-------- Rows --------

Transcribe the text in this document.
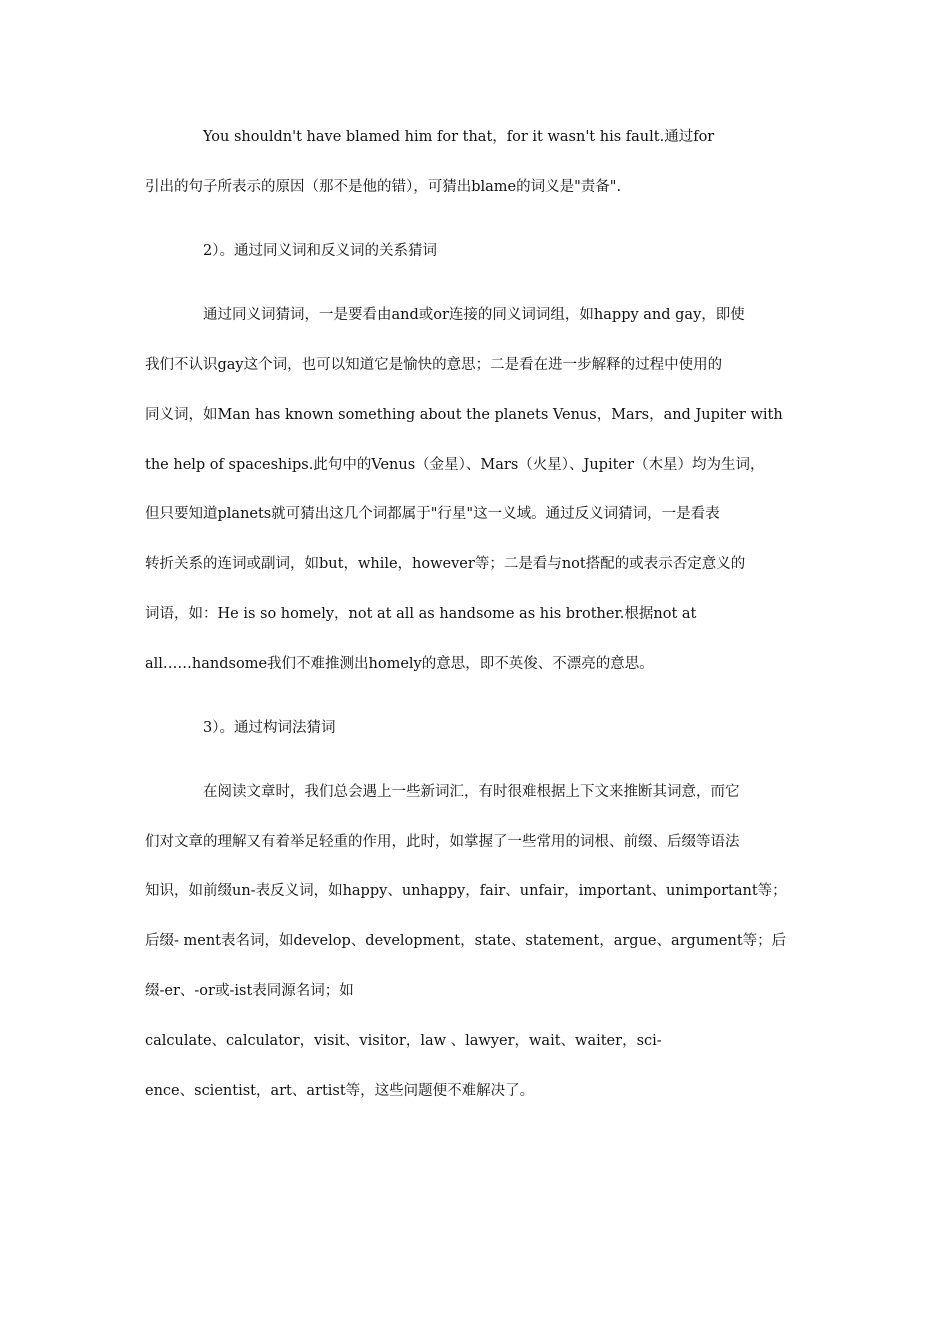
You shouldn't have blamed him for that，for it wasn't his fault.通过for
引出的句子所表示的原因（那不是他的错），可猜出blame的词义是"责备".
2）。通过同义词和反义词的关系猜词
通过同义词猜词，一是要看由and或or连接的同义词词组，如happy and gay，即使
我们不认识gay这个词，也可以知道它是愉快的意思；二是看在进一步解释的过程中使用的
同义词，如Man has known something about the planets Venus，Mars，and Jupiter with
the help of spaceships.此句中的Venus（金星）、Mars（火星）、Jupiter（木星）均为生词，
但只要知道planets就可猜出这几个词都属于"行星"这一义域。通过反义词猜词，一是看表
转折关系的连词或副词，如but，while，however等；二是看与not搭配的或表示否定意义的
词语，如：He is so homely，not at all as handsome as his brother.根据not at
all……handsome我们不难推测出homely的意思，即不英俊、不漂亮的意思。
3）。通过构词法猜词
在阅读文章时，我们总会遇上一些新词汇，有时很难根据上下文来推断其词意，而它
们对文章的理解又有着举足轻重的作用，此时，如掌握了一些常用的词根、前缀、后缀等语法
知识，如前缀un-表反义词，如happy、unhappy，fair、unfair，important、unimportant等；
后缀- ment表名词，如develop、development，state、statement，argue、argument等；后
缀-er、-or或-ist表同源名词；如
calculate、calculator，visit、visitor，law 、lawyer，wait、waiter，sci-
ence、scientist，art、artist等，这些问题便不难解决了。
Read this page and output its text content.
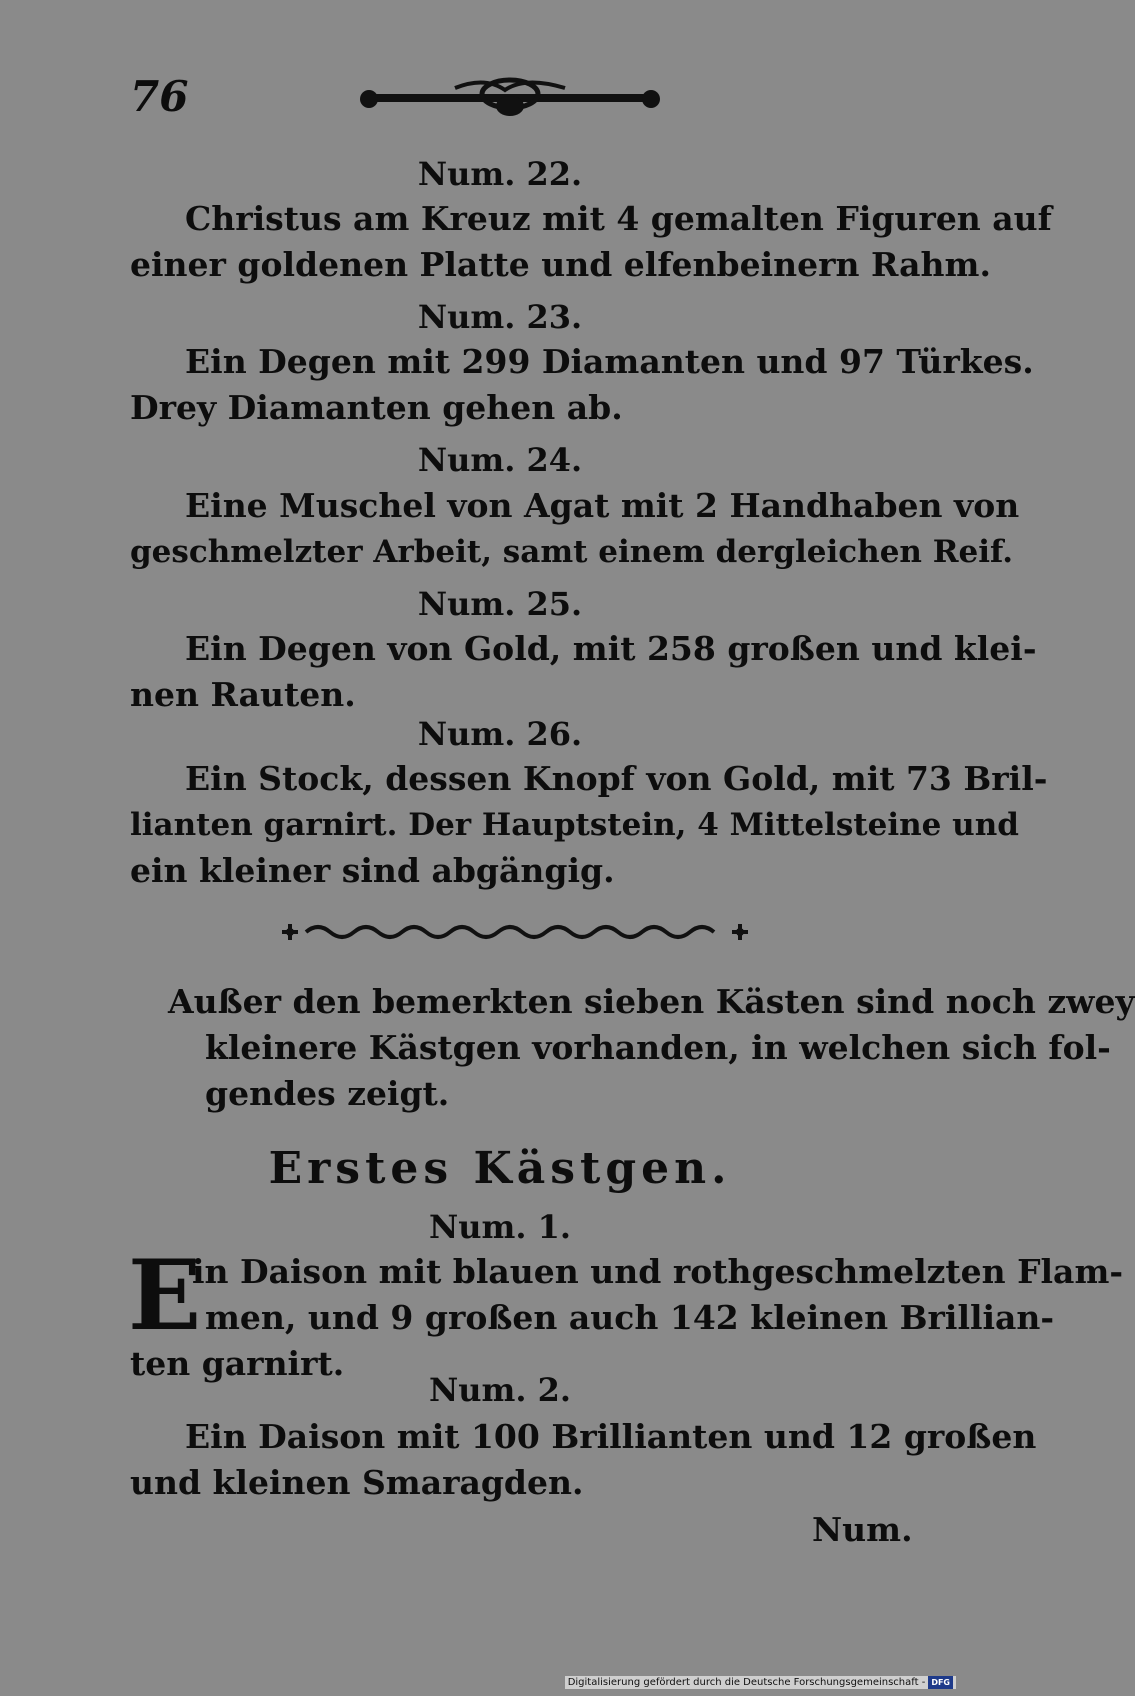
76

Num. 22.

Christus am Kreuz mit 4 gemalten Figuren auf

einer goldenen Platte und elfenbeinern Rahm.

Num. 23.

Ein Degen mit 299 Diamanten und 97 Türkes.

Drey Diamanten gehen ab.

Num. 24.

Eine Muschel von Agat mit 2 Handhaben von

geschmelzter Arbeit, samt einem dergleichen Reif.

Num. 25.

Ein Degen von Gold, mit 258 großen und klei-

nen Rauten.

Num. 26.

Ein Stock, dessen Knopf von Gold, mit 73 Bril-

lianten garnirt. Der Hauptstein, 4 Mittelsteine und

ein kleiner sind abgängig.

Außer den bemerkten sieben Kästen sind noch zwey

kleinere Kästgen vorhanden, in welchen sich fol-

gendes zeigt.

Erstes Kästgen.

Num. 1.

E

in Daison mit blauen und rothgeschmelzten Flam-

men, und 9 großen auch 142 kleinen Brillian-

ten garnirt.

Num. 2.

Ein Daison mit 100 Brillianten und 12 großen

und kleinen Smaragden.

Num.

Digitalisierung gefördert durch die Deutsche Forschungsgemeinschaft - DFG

--------
-------- Rows --------

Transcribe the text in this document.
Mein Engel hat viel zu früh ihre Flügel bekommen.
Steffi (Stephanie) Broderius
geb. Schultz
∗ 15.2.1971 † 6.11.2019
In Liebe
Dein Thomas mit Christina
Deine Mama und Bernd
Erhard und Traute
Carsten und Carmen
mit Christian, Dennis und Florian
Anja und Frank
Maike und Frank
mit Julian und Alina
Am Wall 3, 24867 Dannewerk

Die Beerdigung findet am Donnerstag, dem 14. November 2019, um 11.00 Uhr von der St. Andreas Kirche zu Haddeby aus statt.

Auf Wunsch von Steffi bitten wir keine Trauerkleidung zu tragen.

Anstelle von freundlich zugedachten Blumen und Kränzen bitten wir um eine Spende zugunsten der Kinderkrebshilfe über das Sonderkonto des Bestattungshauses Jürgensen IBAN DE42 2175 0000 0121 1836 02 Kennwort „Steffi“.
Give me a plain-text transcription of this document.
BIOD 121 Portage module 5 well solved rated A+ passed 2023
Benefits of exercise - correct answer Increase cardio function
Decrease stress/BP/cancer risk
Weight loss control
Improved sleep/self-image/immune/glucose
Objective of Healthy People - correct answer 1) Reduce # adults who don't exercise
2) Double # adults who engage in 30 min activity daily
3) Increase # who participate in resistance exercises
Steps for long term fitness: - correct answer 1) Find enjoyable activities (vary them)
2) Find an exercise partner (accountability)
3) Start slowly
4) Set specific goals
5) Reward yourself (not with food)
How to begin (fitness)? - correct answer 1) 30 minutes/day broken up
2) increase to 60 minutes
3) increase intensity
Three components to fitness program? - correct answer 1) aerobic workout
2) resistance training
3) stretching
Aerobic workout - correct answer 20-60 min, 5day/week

--------
-------- Rows --------

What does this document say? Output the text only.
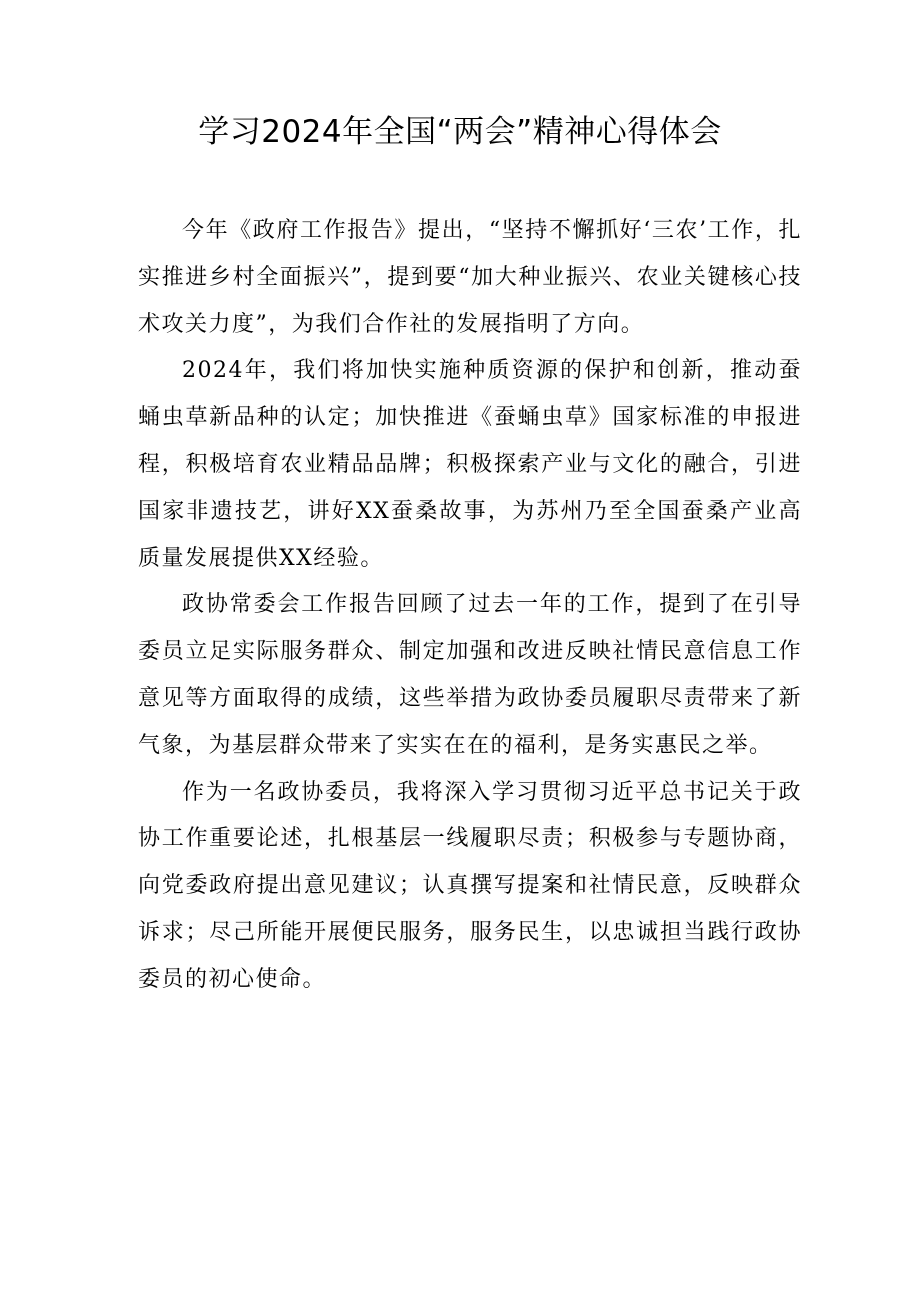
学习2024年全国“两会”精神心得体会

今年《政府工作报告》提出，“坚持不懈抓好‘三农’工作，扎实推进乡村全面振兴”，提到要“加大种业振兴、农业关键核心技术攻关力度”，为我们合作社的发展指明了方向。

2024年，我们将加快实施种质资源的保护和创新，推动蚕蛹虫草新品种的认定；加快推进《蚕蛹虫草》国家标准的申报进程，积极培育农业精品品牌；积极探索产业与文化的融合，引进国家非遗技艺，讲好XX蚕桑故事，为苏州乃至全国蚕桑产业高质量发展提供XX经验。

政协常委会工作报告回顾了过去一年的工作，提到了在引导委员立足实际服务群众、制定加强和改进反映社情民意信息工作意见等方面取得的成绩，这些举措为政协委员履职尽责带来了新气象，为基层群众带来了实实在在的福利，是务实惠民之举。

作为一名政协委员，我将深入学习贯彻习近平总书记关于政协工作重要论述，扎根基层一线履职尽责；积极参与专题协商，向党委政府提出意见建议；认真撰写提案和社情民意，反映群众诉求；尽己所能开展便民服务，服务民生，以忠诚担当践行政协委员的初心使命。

--------

What to do → From the entries above, pull out each line that includes "sind".

Reply →
ein kleiner sind abgängig.
Außer den bemerkten sieben Kästen sind noch zwey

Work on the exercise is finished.